**Task statement:**
Please repeat the rows from the start through the row containing "cell-value: 0.76 <box>651 475 688 491</box>", switching "table-cell" to "grid-cell" and leaving everything else as it is.
--- Data entries ---
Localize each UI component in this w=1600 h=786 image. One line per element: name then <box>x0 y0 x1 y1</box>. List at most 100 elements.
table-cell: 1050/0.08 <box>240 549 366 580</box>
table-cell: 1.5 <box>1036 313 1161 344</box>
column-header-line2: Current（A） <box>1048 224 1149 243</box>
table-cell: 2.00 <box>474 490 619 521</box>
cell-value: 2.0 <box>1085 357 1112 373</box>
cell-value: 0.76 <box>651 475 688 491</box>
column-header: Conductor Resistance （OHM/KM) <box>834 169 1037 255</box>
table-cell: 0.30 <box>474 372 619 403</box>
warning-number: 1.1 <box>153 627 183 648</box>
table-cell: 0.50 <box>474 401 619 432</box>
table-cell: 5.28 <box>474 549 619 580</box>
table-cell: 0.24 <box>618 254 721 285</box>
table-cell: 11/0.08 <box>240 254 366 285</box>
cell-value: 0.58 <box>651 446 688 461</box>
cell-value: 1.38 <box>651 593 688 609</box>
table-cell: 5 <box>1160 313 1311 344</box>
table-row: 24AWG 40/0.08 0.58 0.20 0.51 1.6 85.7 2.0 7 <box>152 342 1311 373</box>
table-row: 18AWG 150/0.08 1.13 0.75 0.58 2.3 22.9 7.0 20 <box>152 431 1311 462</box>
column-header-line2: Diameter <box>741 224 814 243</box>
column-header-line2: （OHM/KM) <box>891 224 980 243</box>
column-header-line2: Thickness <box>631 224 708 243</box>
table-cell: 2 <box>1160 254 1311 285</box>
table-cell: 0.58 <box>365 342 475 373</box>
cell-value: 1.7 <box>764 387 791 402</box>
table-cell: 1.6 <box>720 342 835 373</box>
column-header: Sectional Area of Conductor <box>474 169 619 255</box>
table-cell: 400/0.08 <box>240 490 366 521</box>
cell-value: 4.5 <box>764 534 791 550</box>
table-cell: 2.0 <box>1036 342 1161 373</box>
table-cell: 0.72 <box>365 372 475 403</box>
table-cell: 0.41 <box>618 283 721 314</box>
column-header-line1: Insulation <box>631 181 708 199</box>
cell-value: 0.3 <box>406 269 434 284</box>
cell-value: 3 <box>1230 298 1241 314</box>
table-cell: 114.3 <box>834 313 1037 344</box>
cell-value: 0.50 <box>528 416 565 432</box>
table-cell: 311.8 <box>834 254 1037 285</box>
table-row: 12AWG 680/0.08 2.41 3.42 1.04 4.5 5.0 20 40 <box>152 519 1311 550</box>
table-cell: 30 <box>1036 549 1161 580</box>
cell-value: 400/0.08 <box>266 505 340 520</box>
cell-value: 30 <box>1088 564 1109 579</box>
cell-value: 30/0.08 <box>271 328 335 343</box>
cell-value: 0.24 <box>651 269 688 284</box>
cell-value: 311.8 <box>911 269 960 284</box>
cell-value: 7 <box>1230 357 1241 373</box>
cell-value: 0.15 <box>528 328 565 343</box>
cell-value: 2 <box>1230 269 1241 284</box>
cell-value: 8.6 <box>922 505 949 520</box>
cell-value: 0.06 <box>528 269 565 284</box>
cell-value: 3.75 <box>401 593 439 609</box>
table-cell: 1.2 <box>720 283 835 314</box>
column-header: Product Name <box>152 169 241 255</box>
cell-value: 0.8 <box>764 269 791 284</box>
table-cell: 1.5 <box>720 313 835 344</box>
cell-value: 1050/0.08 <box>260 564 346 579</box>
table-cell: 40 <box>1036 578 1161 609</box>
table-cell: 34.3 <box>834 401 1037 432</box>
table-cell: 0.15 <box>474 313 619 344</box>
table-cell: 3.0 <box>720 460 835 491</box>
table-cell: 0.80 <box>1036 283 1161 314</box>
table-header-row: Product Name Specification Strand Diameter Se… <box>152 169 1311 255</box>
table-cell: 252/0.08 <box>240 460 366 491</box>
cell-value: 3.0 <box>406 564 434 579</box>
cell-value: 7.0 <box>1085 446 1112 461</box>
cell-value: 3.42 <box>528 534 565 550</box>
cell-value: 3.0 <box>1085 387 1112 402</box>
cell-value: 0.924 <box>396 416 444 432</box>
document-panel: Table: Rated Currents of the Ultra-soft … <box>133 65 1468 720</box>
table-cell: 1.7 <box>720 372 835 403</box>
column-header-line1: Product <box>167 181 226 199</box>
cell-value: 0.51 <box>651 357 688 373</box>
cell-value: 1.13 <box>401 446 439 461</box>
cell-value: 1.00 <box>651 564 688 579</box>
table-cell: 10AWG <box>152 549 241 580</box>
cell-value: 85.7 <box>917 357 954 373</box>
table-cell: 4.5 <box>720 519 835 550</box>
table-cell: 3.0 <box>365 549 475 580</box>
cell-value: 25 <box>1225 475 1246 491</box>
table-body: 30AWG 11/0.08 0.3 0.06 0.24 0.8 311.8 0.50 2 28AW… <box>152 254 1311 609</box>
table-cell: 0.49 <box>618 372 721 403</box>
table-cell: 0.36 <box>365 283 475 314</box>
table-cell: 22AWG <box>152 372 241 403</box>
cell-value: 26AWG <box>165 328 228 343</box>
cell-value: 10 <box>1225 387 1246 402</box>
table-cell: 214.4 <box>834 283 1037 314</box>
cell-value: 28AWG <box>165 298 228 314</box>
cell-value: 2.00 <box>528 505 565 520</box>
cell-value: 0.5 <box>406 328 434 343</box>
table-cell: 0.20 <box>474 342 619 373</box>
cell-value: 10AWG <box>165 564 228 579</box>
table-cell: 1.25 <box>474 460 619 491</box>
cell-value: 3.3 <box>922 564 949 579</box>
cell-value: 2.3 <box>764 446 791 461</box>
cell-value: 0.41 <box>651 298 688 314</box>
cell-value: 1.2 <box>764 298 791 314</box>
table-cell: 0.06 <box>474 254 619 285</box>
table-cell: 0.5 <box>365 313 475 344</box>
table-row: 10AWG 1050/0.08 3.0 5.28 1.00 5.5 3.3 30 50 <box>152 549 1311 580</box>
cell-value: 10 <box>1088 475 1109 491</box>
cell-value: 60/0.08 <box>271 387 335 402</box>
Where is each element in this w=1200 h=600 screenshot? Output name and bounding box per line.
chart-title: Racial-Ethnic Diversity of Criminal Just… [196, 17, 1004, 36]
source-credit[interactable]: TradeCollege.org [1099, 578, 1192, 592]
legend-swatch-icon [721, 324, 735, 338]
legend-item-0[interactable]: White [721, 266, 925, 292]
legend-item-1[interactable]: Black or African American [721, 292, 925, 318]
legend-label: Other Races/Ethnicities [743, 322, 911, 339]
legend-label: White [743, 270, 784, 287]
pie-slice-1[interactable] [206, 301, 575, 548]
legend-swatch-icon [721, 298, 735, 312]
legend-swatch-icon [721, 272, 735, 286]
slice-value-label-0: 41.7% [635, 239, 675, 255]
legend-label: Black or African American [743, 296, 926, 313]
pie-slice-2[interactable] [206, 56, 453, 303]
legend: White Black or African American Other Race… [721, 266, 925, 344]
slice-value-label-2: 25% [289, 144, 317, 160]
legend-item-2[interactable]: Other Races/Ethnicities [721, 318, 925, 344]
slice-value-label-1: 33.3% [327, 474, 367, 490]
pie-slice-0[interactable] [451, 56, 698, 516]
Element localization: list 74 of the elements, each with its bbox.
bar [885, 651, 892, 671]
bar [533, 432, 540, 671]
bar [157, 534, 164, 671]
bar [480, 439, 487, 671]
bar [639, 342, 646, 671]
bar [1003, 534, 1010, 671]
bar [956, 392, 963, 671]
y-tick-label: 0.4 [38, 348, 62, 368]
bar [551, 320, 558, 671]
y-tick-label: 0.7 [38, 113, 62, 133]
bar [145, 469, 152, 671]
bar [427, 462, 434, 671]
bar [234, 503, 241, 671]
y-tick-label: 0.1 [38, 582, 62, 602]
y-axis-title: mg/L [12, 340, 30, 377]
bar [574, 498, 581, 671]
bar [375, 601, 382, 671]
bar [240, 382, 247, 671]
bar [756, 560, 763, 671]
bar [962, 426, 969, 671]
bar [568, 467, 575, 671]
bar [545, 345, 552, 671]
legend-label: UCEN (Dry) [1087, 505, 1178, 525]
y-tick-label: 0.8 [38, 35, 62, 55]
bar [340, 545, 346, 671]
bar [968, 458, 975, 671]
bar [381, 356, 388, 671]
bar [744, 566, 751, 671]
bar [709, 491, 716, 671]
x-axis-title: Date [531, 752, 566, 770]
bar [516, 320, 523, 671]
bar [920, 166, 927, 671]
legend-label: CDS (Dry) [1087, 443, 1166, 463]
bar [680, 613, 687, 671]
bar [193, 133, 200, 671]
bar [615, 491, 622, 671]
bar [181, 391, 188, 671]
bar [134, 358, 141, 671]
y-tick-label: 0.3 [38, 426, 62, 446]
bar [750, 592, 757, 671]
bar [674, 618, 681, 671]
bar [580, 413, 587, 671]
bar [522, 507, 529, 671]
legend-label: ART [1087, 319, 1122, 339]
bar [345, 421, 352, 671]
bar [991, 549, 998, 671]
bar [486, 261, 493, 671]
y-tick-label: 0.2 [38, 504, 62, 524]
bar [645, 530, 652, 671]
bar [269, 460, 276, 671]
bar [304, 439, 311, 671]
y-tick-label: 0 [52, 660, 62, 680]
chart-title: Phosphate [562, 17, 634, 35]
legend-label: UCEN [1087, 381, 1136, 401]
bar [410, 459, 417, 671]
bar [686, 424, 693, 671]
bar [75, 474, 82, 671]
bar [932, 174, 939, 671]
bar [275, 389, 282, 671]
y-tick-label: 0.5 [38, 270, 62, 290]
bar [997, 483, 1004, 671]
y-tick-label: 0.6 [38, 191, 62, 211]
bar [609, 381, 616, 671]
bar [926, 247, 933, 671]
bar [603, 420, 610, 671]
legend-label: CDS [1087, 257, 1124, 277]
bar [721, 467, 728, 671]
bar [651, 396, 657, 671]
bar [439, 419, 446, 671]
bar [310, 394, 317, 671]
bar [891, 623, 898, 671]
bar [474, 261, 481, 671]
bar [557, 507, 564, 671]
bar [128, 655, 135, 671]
---
**Output below:**
Localize each UI component in this w=1600 h=786 image. One line per element: name then <box>x0 y0 x1 y1</box>. List at most 100 elements.
grid-cell: 1050/0.08 <box>240 549 366 580</box>
grid-cell: 1.5 <box>1036 313 1161 344</box>
column-header-line2: Current（A） <box>1048 224 1149 243</box>
grid-cell: 2.00 <box>474 490 619 521</box>
cell-value: 2.0 <box>1085 357 1112 373</box>
cell-value: 0.76 <box>651 475 688 491</box>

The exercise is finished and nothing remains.